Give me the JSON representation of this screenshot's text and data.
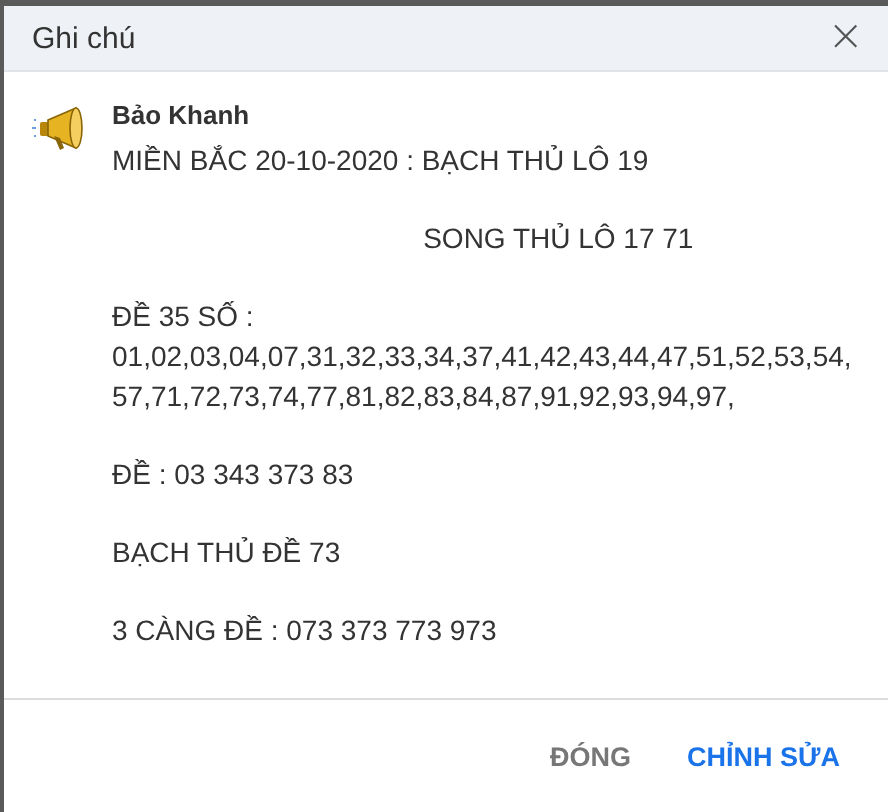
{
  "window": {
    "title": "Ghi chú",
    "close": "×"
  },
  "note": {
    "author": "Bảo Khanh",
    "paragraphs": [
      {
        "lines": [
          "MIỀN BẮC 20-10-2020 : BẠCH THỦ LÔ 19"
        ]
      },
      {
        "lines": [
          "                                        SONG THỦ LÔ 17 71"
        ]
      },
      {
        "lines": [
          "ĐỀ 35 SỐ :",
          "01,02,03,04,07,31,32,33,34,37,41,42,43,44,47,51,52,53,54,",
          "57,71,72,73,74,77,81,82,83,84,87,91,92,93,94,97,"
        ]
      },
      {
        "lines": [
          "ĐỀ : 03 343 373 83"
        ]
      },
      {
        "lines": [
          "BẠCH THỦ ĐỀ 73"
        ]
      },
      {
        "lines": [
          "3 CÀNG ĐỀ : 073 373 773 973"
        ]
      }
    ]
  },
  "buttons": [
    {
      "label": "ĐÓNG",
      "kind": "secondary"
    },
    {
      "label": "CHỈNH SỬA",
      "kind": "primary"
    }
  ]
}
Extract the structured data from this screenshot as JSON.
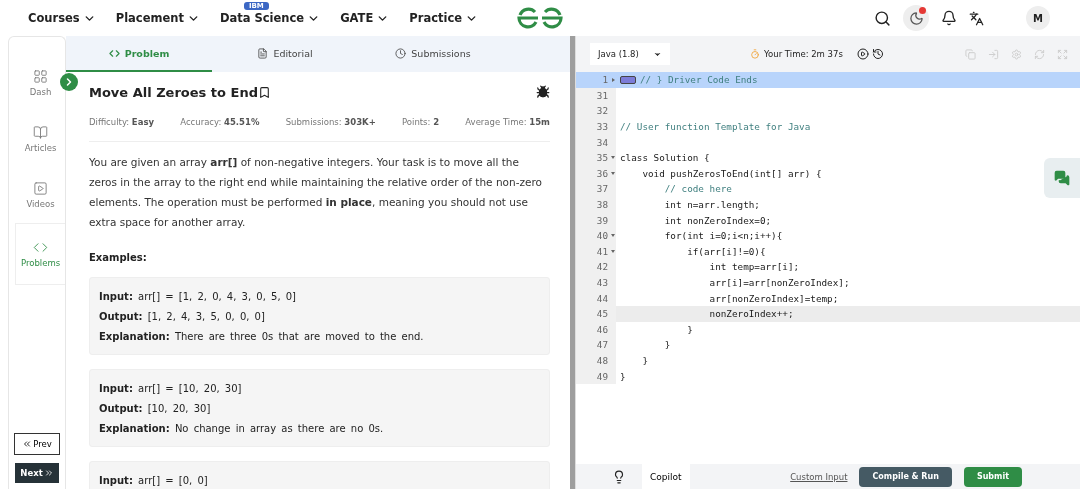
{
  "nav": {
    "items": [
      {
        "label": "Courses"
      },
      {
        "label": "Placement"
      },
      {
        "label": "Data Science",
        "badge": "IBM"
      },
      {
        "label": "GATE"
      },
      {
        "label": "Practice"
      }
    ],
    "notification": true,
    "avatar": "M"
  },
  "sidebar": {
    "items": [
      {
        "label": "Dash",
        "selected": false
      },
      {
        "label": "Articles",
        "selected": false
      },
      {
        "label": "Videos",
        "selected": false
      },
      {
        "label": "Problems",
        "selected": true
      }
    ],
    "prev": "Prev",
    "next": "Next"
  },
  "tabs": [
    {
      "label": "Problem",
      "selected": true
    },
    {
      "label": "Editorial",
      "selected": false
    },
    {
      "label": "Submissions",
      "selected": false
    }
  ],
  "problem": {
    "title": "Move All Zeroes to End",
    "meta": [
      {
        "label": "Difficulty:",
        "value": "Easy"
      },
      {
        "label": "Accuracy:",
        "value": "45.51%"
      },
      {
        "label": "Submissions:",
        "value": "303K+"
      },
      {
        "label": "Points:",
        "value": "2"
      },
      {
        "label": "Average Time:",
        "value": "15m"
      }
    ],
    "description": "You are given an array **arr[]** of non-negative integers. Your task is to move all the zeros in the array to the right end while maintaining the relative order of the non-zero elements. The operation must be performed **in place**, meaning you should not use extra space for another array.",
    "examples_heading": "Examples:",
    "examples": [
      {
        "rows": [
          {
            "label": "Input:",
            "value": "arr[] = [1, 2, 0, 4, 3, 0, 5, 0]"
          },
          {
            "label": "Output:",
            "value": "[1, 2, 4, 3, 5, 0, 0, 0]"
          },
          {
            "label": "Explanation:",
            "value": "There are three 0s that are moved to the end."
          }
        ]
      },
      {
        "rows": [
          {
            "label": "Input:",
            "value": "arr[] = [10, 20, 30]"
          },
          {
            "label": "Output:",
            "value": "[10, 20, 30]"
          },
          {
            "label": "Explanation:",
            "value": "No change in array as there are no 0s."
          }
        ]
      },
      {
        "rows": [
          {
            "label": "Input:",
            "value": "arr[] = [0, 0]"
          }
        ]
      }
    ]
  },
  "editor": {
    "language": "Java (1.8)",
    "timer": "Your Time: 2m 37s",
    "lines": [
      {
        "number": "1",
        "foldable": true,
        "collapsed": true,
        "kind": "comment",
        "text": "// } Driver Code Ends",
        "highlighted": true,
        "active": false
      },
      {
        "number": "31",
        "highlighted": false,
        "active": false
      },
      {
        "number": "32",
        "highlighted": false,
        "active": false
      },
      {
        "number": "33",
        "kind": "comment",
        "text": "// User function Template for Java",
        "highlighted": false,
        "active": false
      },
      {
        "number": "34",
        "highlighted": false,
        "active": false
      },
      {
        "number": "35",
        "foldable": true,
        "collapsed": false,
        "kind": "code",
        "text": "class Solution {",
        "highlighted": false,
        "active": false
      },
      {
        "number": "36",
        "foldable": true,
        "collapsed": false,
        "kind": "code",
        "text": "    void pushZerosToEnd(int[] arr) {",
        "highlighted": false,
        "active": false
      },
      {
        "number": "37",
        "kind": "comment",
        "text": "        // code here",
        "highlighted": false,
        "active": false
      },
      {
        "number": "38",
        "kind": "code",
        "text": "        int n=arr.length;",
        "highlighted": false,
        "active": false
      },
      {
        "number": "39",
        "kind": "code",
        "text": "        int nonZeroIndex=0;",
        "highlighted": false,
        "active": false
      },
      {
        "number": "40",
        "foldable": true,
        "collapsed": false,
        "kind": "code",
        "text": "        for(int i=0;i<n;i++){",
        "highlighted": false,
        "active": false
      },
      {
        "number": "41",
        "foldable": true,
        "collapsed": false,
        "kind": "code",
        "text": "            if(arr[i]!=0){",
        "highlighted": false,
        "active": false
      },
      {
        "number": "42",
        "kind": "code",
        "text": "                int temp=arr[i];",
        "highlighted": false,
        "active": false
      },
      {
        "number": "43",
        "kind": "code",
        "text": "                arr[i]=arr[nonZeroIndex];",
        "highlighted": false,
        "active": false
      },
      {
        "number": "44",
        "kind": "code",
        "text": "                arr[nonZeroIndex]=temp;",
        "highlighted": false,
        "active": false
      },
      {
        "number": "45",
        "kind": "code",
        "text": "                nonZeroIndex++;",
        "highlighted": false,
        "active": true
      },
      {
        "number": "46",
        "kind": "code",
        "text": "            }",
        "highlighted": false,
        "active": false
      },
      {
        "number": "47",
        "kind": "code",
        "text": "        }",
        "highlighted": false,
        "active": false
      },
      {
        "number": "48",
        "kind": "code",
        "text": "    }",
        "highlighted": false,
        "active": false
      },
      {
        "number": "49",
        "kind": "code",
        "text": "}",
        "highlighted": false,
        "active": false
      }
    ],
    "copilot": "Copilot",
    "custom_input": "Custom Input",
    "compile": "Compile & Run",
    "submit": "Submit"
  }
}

+ + + + + + +

- **Set problem**
Skip the pictures and print each record exactly as it stands.

- **Final answer**
Give me the JSON representation of this screenshot's text and data.
{
  "window": {
    "title": "Ghi chú",
    "close": "×"
  },
  "note": {
    "author": "Bảo Khanh",
    "paragraphs": [
      {
        "lines": [
          "MIỀN BẮC 20-10-2020 : BẠCH THỦ LÔ 19"
        ]
      },
      {
        "lines": [
          "                                        SONG THỦ LÔ 17 71"
        ]
      },
      {
        "lines": [
          "ĐỀ 35 SỐ :",
          "01,02,03,04,07,31,32,33,34,37,41,42,43,44,47,51,52,53,54,",
          "57,71,72,73,74,77,81,82,83,84,87,91,92,93,94,97,"
        ]
      },
      {
        "lines": [
          "ĐỀ : 03 343 373 83"
        ]
      },
      {
        "lines": [
          "BẠCH THỦ ĐỀ 73"
        ]
      },
      {
        "lines": [
          "3 CÀNG ĐỀ : 073 373 773 973"
        ]
      }
    ]
  },
  "buttons": [
    {
      "label": "ĐÓNG",
      "kind": "secondary"
    },
    {
      "label": "CHỈNH SỬA",
      "kind": "primary"
    }
  ]
}
Extract the structured data from this screenshot as JSON.
{
  "nav": {
    "items": [
      {
        "label": "Courses"
      },
      {
        "label": "Placement"
      },
      {
        "label": "Data Science",
        "badge": "IBM"
      },
      {
        "label": "GATE"
      },
      {
        "label": "Practice"
      }
    ],
    "notification": true,
    "avatar": "M"
  },
  "sidebar": {
    "items": [
      {
        "label": "Dash",
        "selected": false
      },
      {
        "label": "Articles",
        "selected": false
      },
      {
        "label": "Videos",
        "selected": false
      },
      {
        "label": "Problems",
        "selected": true
      }
    ],
    "prev": "Prev",
    "next": "Next"
  },
  "tabs": [
    {
      "label": "Problem",
      "selected": true
    },
    {
      "label": "Editorial",
      "selected": false
    },
    {
      "label": "Submissions",
      "selected": false
    }
  ],
  "problem": {
    "title": "Move All Zeroes to End",
    "meta": [
      {
        "label": "Difficulty:",
        "value": "Easy"
      },
      {
        "label": "Accuracy:",
        "value": "45.51%"
      },
      {
        "label": "Submissions:",
        "value": "303K+"
      },
      {
        "label": "Points:",
        "value": "2"
      },
      {
        "label": "Average Time:",
        "value": "15m"
      }
    ],
    "description": "You are given an array **arr[]** of non-negative integers. Your task is to move all the zeros in the array to the right end while maintaining the relative order of the non-zero elements. The operation must be performed **in place**, meaning you should not use extra space for another array.",
    "examples_heading": "Examples:",
    "examples": [
      {
        "rows": [
          {
            "label": "Input:",
            "value": "arr[] = [1, 2, 0, 4, 3, 0, 5, 0]"
          },
          {
            "label": "Output:",
            "value": "[1, 2, 4, 3, 5, 0, 0, 0]"
          },
          {
            "label": "Explanation:",
            "value": "There are three 0s that are moved to the end."
          }
        ]
      },
      {
        "rows": [
          {
            "label": "Input:",
            "value": "arr[] = [10, 20, 30]"
          },
          {
            "label": "Output:",
            "value": "[10, 20, 30]"
          },
          {
            "label": "Explanation:",
            "value": "No change in array as there are no 0s."
          }
        ]
      },
      {
        "rows": [
          {
            "label": "Input:",
            "value": "arr[] = [0, 0]"
          }
        ]
      }
    ]
  },
  "editor": {
    "language": "Java (1.8)",
    "timer": "Your Time: 2m 37s",
    "lines": [
      {
        "number": "1",
        "foldable": true,
        "collapsed": true,
        "kind": "comment",
        "text": "// } Driver Code Ends",
        "highlighted": true,
        "active": false
      },
      {
        "number": "31",
        "highlighted": false,
        "active": false
      },
      {
        "number": "32",
        "highlighted": false,
        "active": false
      },
      {
        "number": "33",
        "kind": "comment",
        "text": "// User function Template for Java",
        "highlighted": false,
        "active": false
      },
      {
        "number": "34",
        "highlighted": false,
        "active": false
      },
      {
        "number": "35",
        "foldable": true,
        "collapsed": false,
        "kind": "code",
        "text": "class Solution {",
        "highlighted": false,
        "active": false
      },
      {
        "number": "36",
        "foldable": true,
        "collapsed": false,
        "kind": "code",
        "text": "    void pushZerosToEnd(int[] arr) {",
        "highlighted": false,
        "active": false
      },
      {
        "number": "37",
        "kind": "comment",
        "text": "        // code here",
        "highlighted": false,
        "active": false
      },
      {
        "number": "38",
        "kind": "code",
        "text": "        int n=arr.length;",
        "highlighted": false,
        "active": false
      },
      {
        "number": "39",
        "kind": "code",
        "text": "        int nonZeroIndex=0;",
        "highlighted": false,
        "active": false
      },
      {
        "number": "40",
        "foldable": true,
        "collapsed": false,
        "kind": "code",
        "text": "        for(int i=0;i<n;i++){",
        "highlighted": false,
        "active": false
      },
      {
        "number": "41",
        "foldable": true,
        "collapsed": false,
        "kind": "code",
        "text": "            if(arr[i]!=0){",
        "highlighted": false,
        "active": false
      },
      {
        "number": "42",
        "kind": "code",
        "text": "                int temp=arr[i];",
        "highlighted": false,
        "active": false
      },
      {
        "number": "43",
        "kind": "code",
        "text": "                arr[i]=arr[nonZeroIndex];",
        "highlighted": false,
        "active": false
      },
      {
        "number": "44",
        "kind": "code",
        "text": "                arr[nonZeroIndex]=temp;",
        "highlighted": false,
        "active": false
      },
      {
        "number": "45",
        "kind": "code",
        "text": "                nonZeroIndex++;",
        "highlighted": false,
        "active": true
      },
      {
        "number": "46",
        "kind": "code",
        "text": "            }",
        "highlighted": false,
        "active": false
      },
      {
        "number": "47",
        "kind": "code",
        "text": "        }",
        "highlighted": false,
        "active": false
      },
      {
        "number": "48",
        "kind": "code",
        "text": "    }",
        "highlighted": false,
        "active": false
      },
      {
        "number": "49",
        "kind": "code",
        "text": "}",
        "highlighted": false,
        "active": false
      }
    ],
    "copilot": "Copilot",
    "custom_input": "Custom Input",
    "compile": "Compile & Run",
    "submit": "Submit"
  }
}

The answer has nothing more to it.